▸ **DATA LISTING**:
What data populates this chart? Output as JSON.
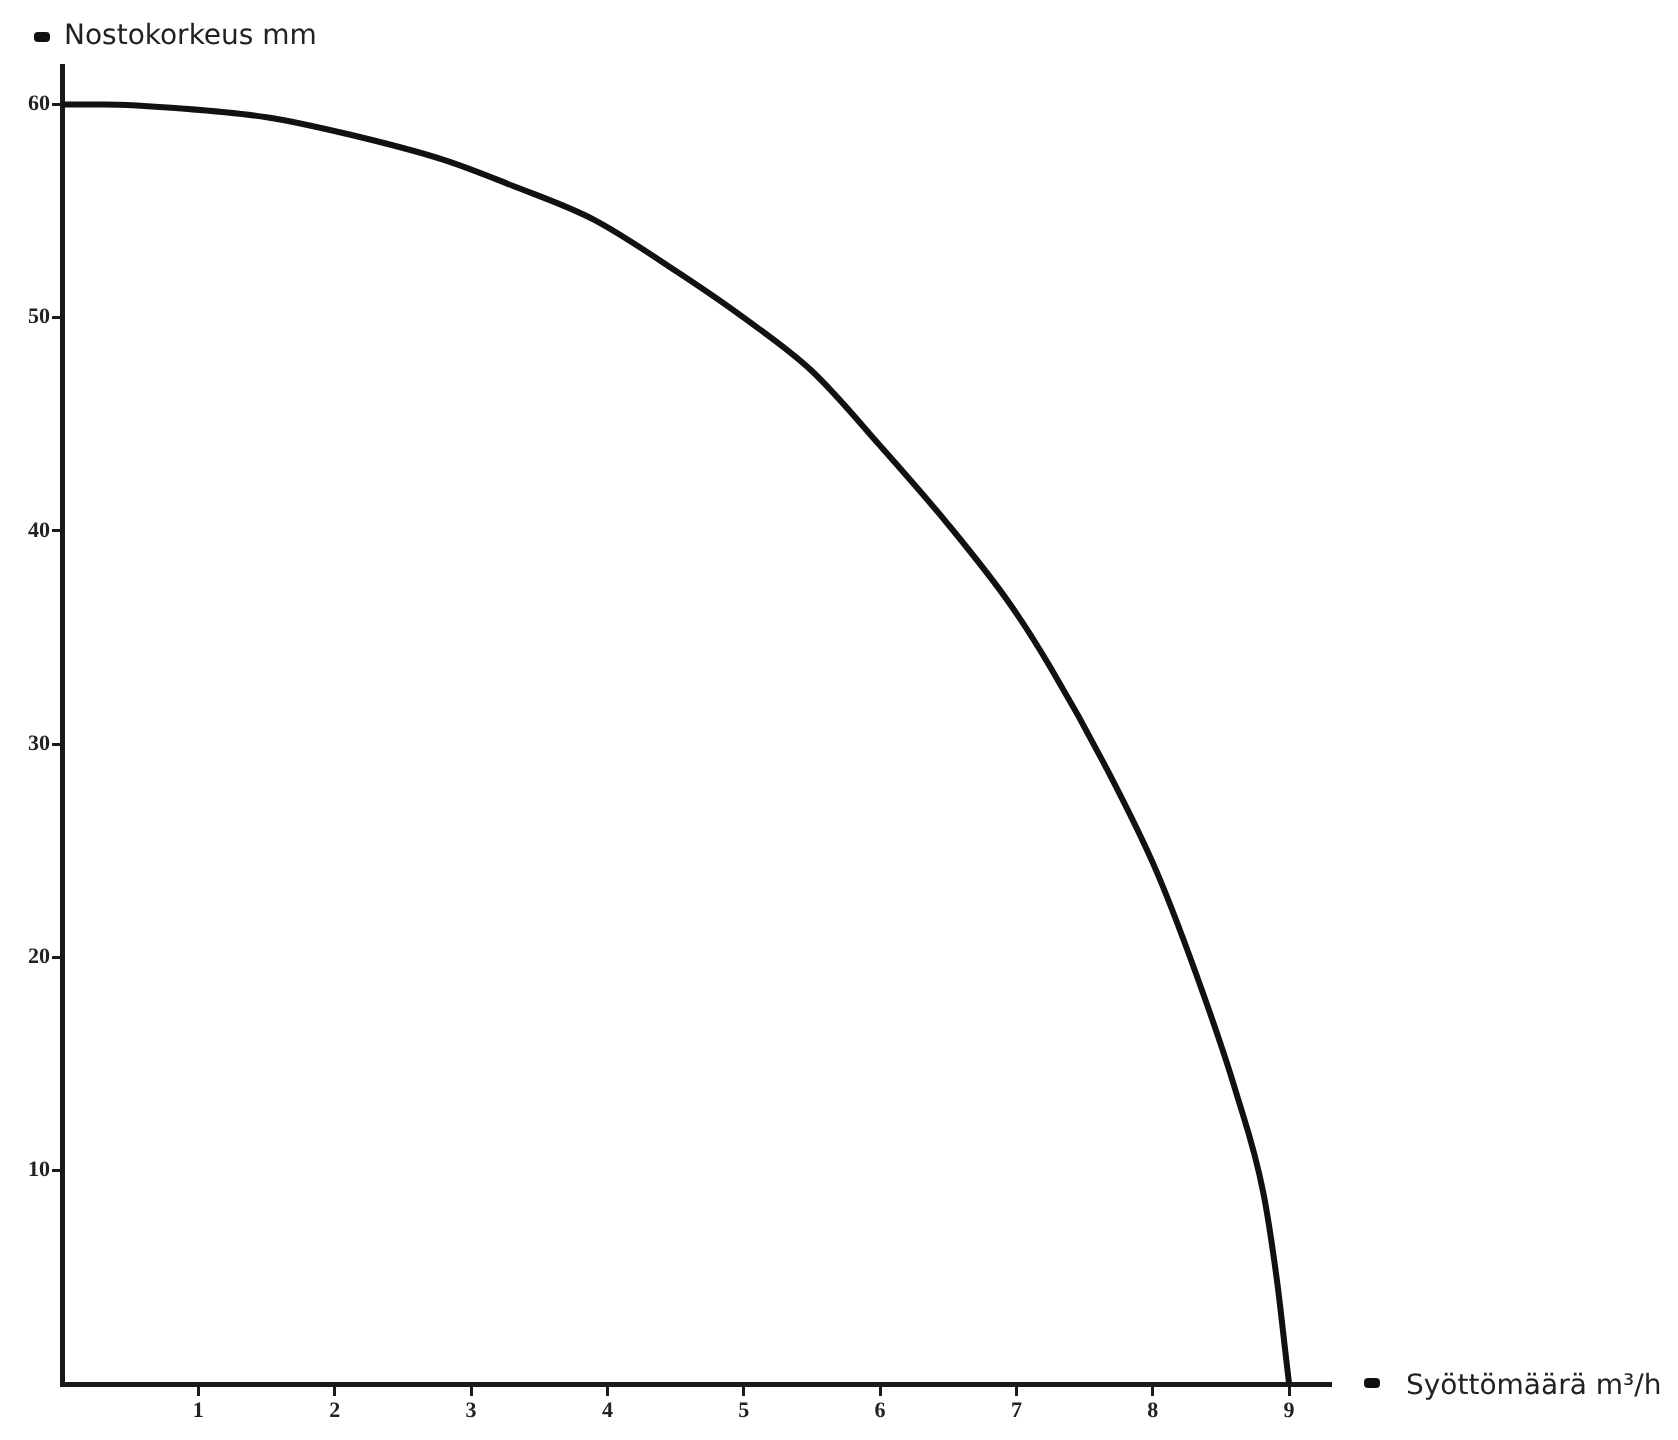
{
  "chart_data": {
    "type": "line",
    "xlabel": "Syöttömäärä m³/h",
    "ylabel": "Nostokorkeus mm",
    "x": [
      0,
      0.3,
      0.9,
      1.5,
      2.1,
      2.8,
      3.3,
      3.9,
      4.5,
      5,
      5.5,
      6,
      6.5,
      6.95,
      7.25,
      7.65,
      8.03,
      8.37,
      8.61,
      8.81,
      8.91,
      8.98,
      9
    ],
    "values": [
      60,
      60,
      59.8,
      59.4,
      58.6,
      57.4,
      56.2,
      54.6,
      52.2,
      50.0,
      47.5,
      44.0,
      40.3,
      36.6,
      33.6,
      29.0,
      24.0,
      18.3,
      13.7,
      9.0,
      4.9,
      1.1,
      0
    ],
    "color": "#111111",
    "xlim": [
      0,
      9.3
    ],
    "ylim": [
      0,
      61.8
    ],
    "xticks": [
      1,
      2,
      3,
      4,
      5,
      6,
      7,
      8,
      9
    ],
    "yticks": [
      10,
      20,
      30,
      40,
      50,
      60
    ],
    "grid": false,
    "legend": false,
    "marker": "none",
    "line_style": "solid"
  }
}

▸ **AIM**: Pictures are not part of the copy; reproduce everything else in the records exactly.

▸ **PROBLEM SOLUTION**:
What data populates this chart? Output as JSON.
{
  "chart_data": {
    "type": "line",
    "xlabel": "Syöttömäärä m³/h",
    "ylabel": "Nostokorkeus mm",
    "x": [
      0,
      0.3,
      0.9,
      1.5,
      2.1,
      2.8,
      3.3,
      3.9,
      4.5,
      5,
      5.5,
      6,
      6.5,
      6.95,
      7.25,
      7.65,
      8.03,
      8.37,
      8.61,
      8.81,
      8.91,
      8.98,
      9
    ],
    "values": [
      60,
      60,
      59.8,
      59.4,
      58.6,
      57.4,
      56.2,
      54.6,
      52.2,
      50.0,
      47.5,
      44.0,
      40.3,
      36.6,
      33.6,
      29.0,
      24.0,
      18.3,
      13.7,
      9.0,
      4.9,
      1.1,
      0
    ],
    "color": "#111111",
    "xlim": [
      0,
      9.3
    ],
    "ylim": [
      0,
      61.8
    ],
    "xticks": [
      1,
      2,
      3,
      4,
      5,
      6,
      7,
      8,
      9
    ],
    "yticks": [
      10,
      20,
      30,
      40,
      50,
      60
    ],
    "grid": false,
    "legend": false,
    "marker": "none",
    "line_style": "solid"
  }
}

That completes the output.